Extracted data entries:
·····
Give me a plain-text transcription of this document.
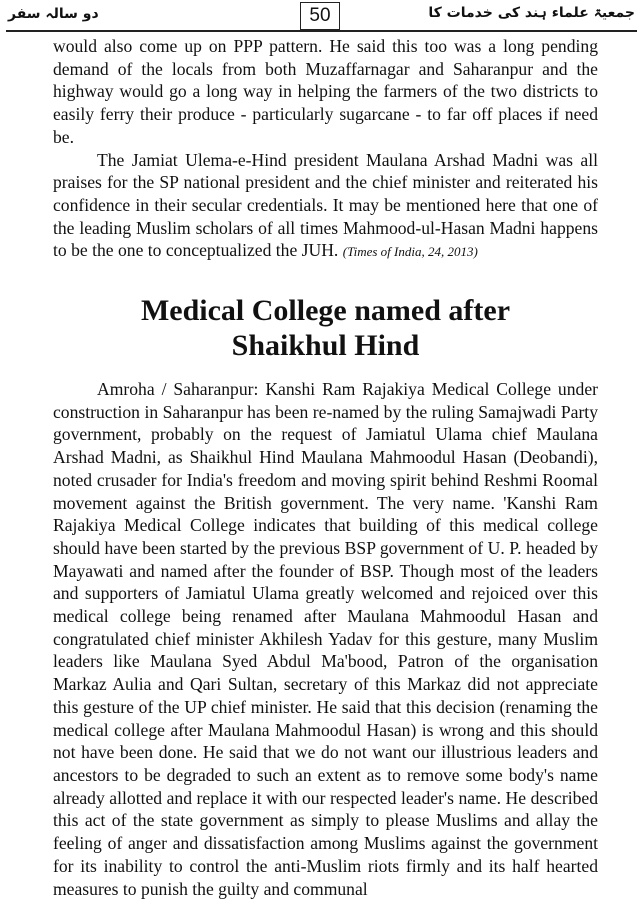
دو سالہ سفر	50	جمعیۃ علماء ہند کی خدمات کا

would also come up on PPP pattern. He said this too was a long pending demand of the locals from both Muzaffarnagar and Saharanpur and the highway would go a long way in helping the farmers of the two districts to easily ferry their produce - particularly sugarcane - to far off places if need be.

The Jamiat Ulema-e-Hind president Maulana Arshad Madni was all praises for the SP national president and the chief minister and reiterated his confidence in their secular credentials. It may be mentioned here that one of the leading Muslim scholars of all times Mahmood-ul-Hasan Madni happens to be the one to conceptualized the JUH. (Times of India, 24, 2013)

Medical College named after
Shaikhul Hind

Amroha / Saharanpur: Kanshi Ram Rajakiya Medical College under construction in Saharanpur has been re-named by the ruling Samajwadi Party government, probably on the request of Jamiatul Ulama chief Maulana Arshad Madni, as Shaikhul Hind Maulana Mahmoodul Hasan (Deobandi), noted crusader for India's freedom and moving spirit behind Reshmi Roomal movement against the British government. The very name. 'Kanshi Ram Rajakiya Medical College indicates that building of this medical college should have been started by the previous BSP government of U. P. headed by Mayawati and named after the founder of BSP. Though most of the leaders and supporters of Jamiatul Ulama greatly welcomed and rejoiced over this medical college being renamed after Maulana Mahmoodul Hasan and congratulated chief minister Akhilesh Yadav for this gesture, many Muslim leaders like Maulana Syed Abdul Ma'bood, Patron of the organisation Markaz Aulia and Qari Sultan, secretary of this Markaz did not appreciate this gesture of the UP chief minister. He said that this decision (renaming the medical college after Maulana Mahmoodul Hasan) is wrong and this should not have been done. He said that we do not want our illustrious leaders and ancestors to be degraded to such an extent as to remove some body's name already allotted and replace it with our respected leader's name. He described this act of the state government as simply to please Muslims and allay the feeling of anger and dissatisfaction among Muslims against the government for its inability to control the anti-Muslim riots firmly and its half hearted measures to punish the guilty and communal
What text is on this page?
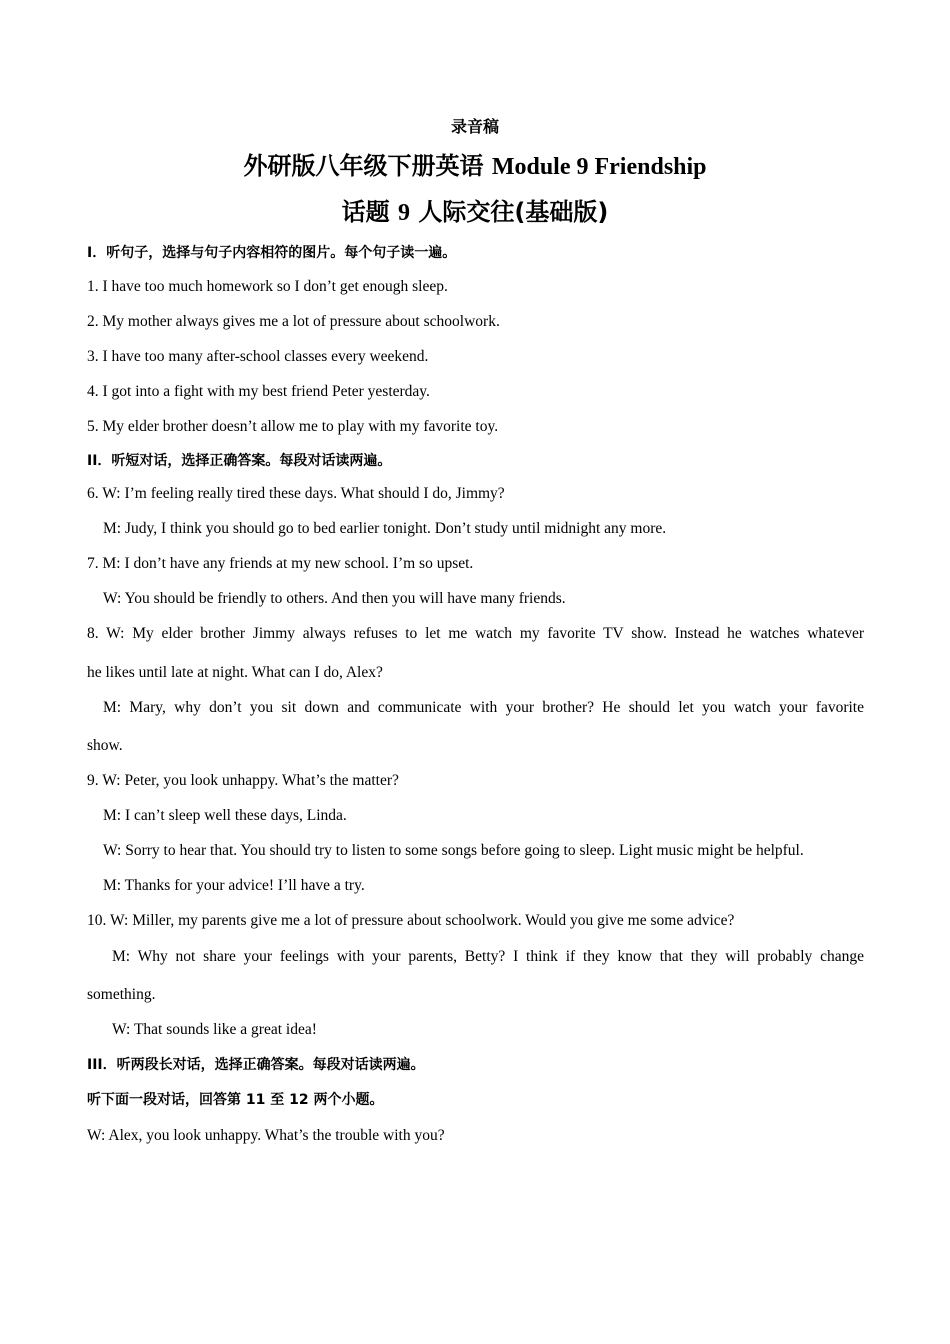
录音稿
外研版八年级下册英语 Module 9 Friendship
话题 9 人际交往(基础版)
I．听句子，选择与句子内容相符的图片。每个句子读一遍。
1. I have too much homework so I don’t get enough sleep.
2. My mother always gives me a lot of pressure about schoolwork.
3. I have too many after-school classes every weekend.
4. I got into a fight with my best friend Peter yesterday.
5. My elder brother doesn’t allow me to play with my favorite toy.
II．听短对话，选择正确答案。每段对话读两遍。
6. W: I’m feeling really tired these days. What should I do, Jimmy?
M: Judy, I think you should go to bed earlier tonight. Don’t study until midnight any more.
7. M: I don’t have any friends at my new school. I’m so upset.
W: You should be friendly to others. And then you will have many friends.
8. W: My elder brother Jimmy always refuses to let me watch my favorite TV show. Instead he watches whatever
he likes until late at night. What can I do, Alex?
M: Mary, why don’t you sit down and communicate with your brother? He should let you watch your favorite
show.
9. W: Peter, you look unhappy. What’s the matter?
M: I can’t sleep well these days, Linda.
W: Sorry to hear that. You should try to listen to some songs before going to sleep. Light music might be helpful.
M: Thanks for your advice! I’ll have a try.
10. W: Miller, my parents give me a lot of pressure about schoolwork. Would you give me some advice?
M: Why not share your feelings with your parents, Betty? I think if they know that they will probably change
something.
W: That sounds like a great idea!
III．听两段长对话，选择正确答案。每段对话读两遍。
听下面一段对话，回答第 11 至 12 两个小题。
W: Alex, you look unhappy. What’s the trouble with you?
·····
WORK TO COMPLETE:
In the listing, find every line containing the word "每段对话读两遍" and list it.

REPLY:
II．听短对话，选择正确答案。每段对话读两遍。
III．听两段长对话，选择正确答案。每段对话读两遍。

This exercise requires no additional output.